RECORDS TO PROCESS
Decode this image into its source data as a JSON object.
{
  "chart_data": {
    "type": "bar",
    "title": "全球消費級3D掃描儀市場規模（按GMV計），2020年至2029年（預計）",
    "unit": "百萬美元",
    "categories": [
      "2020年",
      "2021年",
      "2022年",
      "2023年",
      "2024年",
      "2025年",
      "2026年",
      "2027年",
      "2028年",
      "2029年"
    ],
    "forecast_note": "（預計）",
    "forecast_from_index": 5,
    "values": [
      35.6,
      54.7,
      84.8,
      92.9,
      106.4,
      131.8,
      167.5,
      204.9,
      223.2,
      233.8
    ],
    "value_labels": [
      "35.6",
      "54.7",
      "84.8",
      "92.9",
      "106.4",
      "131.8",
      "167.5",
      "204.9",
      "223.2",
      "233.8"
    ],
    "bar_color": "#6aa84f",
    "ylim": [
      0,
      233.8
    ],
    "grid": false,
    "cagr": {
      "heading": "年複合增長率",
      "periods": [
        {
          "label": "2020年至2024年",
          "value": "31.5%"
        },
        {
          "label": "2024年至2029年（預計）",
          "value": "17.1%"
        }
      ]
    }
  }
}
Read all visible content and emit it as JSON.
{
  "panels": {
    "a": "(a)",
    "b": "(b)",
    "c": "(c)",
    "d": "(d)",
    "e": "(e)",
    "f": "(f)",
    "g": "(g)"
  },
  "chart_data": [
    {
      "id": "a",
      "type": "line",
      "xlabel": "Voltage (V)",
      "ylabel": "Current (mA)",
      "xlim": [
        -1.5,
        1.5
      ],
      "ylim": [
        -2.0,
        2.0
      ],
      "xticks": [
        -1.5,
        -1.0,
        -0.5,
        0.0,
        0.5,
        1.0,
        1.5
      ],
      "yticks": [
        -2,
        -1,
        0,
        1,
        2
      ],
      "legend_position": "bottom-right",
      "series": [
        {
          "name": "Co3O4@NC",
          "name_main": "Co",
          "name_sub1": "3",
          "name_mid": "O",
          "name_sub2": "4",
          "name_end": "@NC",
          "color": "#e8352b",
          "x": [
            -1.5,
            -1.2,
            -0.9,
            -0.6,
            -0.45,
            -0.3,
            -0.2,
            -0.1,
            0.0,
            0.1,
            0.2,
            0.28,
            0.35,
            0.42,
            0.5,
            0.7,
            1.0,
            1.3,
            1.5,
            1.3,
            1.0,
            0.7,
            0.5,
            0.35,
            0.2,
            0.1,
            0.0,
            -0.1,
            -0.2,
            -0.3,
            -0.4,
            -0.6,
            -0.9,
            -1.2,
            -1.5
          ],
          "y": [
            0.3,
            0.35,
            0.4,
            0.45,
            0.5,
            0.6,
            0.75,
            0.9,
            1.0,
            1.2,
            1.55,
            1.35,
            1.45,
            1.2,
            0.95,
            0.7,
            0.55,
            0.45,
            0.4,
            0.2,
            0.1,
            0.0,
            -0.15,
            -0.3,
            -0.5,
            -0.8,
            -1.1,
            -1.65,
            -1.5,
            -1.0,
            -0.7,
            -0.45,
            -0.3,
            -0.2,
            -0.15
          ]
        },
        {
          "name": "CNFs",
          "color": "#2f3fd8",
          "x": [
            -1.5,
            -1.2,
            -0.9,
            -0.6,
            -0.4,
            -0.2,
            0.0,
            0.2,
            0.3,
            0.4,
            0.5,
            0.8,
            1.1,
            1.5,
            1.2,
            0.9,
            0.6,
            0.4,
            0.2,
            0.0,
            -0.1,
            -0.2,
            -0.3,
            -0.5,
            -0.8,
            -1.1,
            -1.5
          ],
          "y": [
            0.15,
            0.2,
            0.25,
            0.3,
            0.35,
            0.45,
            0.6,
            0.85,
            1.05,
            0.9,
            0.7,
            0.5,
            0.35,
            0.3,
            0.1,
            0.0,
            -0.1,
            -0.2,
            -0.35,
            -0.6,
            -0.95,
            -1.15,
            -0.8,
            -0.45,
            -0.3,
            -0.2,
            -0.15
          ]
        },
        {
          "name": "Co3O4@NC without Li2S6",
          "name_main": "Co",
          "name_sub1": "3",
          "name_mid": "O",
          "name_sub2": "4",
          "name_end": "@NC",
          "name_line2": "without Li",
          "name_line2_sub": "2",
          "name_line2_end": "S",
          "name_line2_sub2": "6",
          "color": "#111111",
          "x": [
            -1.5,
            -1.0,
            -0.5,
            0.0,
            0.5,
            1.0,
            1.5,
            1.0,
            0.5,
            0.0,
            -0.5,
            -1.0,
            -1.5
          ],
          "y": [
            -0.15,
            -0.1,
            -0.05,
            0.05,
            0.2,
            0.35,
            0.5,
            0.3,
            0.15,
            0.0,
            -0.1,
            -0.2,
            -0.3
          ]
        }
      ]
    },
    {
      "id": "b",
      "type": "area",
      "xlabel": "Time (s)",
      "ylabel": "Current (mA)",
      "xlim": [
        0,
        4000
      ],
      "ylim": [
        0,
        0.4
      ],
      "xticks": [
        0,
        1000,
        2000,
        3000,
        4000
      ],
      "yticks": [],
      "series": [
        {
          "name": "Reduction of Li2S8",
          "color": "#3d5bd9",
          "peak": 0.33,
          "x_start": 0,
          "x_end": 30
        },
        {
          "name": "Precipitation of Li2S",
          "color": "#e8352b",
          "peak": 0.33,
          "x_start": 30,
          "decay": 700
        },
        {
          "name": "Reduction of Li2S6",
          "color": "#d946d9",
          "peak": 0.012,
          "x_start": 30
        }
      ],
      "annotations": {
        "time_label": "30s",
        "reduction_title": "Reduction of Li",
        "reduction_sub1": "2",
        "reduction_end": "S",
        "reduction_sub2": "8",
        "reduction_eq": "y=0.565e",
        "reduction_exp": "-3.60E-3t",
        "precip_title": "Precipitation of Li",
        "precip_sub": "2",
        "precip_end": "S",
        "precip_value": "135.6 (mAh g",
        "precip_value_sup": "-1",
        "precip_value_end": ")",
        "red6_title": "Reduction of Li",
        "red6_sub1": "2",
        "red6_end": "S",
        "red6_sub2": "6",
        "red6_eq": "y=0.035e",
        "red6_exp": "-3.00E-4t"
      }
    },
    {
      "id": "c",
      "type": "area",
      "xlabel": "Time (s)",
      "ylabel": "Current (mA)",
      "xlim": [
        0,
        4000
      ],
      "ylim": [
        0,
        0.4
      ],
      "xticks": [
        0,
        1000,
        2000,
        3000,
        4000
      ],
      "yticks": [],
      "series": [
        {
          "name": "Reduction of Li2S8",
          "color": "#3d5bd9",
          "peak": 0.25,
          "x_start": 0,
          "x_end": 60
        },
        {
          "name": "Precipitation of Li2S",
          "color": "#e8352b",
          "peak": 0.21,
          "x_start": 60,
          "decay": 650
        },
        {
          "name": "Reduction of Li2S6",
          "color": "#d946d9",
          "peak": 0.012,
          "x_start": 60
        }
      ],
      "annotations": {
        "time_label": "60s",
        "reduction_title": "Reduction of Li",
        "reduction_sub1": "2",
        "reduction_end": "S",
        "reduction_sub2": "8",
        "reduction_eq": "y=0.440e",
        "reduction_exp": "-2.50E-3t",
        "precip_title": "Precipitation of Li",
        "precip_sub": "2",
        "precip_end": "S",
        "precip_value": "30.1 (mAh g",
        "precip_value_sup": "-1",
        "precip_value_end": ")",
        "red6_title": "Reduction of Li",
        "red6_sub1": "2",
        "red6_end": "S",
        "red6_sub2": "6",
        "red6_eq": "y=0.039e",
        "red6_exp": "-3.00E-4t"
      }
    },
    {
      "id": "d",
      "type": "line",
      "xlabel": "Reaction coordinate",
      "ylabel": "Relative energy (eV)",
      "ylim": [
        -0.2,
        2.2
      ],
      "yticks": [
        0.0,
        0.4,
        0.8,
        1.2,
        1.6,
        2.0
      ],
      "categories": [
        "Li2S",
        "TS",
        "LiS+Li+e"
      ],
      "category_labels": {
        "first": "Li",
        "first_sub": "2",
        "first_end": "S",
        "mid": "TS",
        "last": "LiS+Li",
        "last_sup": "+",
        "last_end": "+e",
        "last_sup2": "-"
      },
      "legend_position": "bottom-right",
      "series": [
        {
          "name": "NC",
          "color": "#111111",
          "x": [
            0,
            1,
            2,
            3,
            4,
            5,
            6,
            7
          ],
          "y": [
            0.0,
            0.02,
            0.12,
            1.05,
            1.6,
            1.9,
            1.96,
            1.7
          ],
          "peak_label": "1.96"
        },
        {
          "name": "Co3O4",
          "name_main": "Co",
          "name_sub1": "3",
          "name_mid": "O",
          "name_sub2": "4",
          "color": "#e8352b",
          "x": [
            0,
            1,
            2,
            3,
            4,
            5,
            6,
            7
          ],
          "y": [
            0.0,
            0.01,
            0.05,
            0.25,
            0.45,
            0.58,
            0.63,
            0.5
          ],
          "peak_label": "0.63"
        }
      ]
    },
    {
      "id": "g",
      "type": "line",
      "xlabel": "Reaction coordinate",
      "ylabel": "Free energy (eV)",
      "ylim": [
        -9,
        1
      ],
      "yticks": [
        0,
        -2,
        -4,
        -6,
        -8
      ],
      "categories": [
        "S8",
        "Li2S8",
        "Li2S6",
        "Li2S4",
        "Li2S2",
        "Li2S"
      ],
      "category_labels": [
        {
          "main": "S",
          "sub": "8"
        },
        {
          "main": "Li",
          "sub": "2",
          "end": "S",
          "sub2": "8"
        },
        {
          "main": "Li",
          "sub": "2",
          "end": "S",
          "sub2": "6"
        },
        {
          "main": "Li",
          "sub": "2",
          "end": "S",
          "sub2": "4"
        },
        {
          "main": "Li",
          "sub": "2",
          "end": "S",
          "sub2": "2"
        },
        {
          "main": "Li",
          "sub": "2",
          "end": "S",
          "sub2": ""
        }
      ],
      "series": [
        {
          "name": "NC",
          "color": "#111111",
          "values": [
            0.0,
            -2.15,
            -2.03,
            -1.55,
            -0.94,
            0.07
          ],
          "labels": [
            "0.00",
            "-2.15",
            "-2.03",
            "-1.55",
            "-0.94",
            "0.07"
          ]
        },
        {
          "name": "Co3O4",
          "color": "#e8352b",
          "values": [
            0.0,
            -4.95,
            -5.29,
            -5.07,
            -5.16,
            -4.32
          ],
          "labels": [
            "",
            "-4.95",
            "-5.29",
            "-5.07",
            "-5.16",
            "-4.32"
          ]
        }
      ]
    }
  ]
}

WHAT TO WORK ON
State how many lines in the records above contain the word "without", and give only that number.

EXPECTED ANSWER
2